PROVIDED INFORMATION →
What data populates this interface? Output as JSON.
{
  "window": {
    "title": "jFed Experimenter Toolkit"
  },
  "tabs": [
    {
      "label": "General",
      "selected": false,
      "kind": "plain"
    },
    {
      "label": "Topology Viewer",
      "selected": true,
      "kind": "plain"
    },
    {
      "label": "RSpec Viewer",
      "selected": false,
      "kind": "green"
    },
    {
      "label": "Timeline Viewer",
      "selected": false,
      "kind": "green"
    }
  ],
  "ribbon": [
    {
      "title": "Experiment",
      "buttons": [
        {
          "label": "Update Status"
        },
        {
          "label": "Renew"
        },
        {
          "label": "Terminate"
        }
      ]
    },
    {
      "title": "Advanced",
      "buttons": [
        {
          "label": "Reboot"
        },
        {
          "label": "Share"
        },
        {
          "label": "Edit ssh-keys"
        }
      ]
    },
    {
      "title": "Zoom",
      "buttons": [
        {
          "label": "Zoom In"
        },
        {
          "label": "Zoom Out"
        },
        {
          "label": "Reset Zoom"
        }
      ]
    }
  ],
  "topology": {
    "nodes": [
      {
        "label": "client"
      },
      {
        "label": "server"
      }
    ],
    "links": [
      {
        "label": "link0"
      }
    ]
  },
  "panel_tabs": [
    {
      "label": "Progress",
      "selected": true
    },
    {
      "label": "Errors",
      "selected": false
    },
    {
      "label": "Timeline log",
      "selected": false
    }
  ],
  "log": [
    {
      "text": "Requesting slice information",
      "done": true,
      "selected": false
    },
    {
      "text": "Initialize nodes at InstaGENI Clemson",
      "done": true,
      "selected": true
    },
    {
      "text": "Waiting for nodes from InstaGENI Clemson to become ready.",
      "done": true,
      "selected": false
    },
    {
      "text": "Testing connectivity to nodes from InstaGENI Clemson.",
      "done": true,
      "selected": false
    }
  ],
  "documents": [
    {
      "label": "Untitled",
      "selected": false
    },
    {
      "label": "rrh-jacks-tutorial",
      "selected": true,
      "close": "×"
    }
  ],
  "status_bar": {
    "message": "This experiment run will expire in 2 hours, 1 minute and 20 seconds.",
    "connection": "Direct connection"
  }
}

GOAL → Keep only the lines that hold the string "text", and copy them out.

THE COMPLETED TASK →
      "text": "Requesting slice information",
      "text": "Initialize nodes at InstaGENI Clemson",
      "text": "Waiting for nodes from InstaGENI Clemson to become ready.",
      "text": "Testing connectivity to nodes from InstaGENI Clemson.",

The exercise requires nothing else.